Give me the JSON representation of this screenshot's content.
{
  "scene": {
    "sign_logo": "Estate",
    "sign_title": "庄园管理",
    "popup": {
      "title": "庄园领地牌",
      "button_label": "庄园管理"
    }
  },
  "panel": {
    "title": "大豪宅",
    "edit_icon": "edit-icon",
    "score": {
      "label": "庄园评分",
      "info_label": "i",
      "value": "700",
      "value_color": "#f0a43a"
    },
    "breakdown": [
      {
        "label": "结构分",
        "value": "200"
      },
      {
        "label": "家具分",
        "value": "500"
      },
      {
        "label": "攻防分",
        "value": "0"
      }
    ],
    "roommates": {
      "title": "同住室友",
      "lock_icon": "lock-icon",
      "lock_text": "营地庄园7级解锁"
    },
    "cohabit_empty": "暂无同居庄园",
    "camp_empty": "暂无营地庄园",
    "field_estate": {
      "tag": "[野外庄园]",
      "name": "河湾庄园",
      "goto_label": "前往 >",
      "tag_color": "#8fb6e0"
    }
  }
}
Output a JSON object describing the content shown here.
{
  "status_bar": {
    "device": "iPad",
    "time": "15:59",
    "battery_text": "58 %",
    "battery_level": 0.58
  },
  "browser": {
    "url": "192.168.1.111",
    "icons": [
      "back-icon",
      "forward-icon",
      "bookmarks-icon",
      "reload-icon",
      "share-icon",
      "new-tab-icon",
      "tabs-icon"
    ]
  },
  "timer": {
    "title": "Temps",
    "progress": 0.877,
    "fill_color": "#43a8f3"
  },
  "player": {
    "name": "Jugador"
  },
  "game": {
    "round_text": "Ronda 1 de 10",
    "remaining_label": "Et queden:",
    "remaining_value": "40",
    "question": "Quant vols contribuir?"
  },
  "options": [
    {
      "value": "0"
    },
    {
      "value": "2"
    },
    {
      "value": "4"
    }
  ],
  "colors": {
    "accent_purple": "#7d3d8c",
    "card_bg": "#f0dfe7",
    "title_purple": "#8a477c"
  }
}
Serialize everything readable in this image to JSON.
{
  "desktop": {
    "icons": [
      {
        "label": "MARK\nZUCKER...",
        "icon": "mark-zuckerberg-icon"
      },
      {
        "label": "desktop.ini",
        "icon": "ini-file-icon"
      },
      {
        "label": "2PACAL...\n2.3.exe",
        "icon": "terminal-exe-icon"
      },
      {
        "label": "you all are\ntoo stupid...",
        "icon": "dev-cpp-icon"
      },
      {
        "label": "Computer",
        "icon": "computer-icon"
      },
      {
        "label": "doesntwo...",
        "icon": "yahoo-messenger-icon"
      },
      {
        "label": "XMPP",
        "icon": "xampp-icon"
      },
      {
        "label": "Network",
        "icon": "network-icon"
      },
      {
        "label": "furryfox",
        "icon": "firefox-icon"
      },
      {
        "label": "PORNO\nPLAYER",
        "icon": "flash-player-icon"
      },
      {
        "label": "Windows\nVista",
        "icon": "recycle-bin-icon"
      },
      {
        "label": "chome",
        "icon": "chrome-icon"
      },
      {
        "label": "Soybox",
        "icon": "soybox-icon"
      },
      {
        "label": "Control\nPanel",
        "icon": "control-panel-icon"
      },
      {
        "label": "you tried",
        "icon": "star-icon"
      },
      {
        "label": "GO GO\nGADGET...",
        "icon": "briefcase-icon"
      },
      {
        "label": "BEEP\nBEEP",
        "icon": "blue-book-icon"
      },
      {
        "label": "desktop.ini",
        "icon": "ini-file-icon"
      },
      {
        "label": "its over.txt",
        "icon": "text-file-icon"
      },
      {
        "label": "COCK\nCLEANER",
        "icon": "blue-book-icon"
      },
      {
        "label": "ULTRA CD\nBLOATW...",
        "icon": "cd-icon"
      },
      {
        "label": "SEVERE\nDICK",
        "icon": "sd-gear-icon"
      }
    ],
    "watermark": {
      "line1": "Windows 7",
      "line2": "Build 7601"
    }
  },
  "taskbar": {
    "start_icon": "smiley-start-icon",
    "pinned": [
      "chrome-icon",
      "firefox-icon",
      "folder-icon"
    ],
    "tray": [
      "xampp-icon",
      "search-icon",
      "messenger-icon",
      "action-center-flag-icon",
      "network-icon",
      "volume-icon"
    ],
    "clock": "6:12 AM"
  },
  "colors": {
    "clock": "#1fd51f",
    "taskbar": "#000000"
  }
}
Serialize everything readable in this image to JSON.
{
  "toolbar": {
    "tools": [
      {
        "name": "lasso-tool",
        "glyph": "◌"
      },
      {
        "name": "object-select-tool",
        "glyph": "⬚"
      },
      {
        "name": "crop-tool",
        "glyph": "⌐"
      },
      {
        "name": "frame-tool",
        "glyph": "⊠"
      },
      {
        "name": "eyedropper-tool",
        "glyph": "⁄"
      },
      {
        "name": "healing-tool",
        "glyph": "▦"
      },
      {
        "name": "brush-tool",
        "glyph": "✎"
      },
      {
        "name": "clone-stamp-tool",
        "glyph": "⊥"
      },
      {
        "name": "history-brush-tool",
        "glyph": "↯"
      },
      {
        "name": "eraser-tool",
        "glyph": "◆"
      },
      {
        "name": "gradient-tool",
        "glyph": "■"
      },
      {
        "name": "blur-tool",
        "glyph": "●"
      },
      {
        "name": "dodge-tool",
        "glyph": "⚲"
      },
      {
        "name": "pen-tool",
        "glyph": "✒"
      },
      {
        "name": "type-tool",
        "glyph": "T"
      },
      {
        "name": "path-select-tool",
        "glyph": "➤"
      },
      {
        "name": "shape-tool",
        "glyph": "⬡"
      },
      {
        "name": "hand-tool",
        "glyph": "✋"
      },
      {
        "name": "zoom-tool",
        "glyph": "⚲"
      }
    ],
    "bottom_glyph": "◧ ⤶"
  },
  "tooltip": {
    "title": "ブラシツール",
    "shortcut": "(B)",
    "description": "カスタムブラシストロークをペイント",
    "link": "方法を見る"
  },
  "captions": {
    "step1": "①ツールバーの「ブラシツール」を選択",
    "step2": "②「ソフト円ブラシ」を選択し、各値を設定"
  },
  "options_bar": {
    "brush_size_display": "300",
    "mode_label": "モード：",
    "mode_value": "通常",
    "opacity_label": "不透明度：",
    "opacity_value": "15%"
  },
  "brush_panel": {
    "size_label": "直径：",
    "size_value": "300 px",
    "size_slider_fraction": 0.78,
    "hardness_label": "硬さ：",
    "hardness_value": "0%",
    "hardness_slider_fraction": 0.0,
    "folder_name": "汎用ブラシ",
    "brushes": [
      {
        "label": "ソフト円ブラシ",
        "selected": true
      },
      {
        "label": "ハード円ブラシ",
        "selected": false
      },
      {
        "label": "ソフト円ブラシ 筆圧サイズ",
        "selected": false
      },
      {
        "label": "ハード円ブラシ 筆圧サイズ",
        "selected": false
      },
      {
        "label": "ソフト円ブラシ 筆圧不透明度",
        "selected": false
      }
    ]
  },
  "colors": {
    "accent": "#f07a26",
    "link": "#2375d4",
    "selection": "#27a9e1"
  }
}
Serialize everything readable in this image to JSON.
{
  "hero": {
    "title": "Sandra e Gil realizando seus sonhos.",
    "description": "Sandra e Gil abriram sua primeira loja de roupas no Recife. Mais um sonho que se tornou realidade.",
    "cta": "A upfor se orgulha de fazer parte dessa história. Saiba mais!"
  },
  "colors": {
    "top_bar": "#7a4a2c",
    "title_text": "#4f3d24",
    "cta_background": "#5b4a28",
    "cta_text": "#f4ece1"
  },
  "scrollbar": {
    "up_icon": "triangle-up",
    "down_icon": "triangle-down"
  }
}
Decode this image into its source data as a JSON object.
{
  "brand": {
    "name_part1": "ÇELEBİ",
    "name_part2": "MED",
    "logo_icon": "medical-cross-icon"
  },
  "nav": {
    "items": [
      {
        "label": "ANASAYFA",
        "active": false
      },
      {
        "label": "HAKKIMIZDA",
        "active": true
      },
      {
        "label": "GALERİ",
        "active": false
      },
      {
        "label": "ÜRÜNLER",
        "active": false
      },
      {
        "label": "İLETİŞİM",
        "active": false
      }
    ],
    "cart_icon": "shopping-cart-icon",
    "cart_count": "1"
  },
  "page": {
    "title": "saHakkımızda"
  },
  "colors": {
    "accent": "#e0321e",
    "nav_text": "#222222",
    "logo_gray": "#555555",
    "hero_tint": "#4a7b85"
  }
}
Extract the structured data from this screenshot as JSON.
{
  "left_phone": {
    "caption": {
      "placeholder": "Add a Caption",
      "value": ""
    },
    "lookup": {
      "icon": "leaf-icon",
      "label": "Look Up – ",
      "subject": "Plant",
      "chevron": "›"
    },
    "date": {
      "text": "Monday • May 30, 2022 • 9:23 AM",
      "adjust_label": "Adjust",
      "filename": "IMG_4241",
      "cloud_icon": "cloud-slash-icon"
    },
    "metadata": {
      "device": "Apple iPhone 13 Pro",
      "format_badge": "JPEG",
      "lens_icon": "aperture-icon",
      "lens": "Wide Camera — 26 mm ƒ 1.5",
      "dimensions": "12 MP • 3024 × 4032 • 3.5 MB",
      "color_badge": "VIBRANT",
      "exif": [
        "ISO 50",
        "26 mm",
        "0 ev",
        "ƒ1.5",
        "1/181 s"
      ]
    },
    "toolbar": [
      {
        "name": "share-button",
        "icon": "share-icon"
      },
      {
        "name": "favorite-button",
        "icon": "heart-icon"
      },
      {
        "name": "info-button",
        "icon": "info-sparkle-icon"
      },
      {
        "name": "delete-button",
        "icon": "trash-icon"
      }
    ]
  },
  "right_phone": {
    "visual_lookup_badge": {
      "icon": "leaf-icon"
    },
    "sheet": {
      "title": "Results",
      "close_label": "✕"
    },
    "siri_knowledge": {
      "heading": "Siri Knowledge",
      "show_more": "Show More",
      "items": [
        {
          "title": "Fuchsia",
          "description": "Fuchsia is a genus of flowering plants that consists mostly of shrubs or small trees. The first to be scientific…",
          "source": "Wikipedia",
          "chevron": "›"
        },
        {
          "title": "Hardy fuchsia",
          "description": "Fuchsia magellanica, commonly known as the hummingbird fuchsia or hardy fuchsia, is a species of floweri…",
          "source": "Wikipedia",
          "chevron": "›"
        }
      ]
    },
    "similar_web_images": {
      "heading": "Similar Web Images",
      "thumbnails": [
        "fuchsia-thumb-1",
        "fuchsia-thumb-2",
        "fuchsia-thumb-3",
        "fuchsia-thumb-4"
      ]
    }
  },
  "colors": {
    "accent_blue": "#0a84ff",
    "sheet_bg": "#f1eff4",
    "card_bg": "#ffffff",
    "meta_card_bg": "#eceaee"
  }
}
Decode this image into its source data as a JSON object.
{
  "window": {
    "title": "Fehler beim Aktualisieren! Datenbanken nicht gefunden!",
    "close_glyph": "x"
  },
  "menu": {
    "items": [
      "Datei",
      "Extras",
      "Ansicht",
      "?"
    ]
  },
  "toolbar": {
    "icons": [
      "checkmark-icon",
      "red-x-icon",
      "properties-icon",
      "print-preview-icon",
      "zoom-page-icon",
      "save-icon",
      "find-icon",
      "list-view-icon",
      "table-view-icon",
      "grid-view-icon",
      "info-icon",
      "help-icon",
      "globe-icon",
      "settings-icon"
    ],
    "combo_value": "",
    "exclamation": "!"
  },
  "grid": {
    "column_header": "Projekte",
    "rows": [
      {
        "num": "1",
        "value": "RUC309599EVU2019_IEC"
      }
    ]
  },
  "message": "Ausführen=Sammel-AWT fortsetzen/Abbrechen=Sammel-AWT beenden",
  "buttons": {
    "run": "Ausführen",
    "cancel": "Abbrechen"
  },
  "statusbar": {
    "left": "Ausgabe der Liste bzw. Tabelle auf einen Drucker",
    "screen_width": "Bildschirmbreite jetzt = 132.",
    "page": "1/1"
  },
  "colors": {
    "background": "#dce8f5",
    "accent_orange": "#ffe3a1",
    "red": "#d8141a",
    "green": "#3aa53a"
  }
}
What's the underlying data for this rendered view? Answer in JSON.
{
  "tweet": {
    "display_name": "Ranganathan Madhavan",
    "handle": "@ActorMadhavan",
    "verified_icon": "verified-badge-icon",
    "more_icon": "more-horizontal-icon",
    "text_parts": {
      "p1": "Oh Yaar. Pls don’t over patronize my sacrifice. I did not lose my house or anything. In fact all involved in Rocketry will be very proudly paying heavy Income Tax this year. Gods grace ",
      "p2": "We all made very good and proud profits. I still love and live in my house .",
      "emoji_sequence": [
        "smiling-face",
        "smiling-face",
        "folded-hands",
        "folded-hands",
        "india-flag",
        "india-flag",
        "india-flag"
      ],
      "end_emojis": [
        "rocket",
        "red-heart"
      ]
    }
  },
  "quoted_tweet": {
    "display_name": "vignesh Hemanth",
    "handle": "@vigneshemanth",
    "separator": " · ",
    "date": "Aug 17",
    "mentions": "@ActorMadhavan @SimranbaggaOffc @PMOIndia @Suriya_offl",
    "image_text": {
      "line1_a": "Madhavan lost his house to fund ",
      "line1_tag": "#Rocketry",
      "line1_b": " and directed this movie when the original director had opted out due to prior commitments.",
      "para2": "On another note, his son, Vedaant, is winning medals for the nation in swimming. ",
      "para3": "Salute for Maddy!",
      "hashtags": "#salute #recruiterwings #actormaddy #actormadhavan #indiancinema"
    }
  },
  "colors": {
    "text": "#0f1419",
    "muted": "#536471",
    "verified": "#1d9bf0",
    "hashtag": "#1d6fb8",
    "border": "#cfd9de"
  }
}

→ **THE PROBLEM**:
Copy every line from the entries that contains the word "heading".

→ **FULL ANSWER**:
      "heading": "Siri Knowledge",
      "heading": "Similar Web Images",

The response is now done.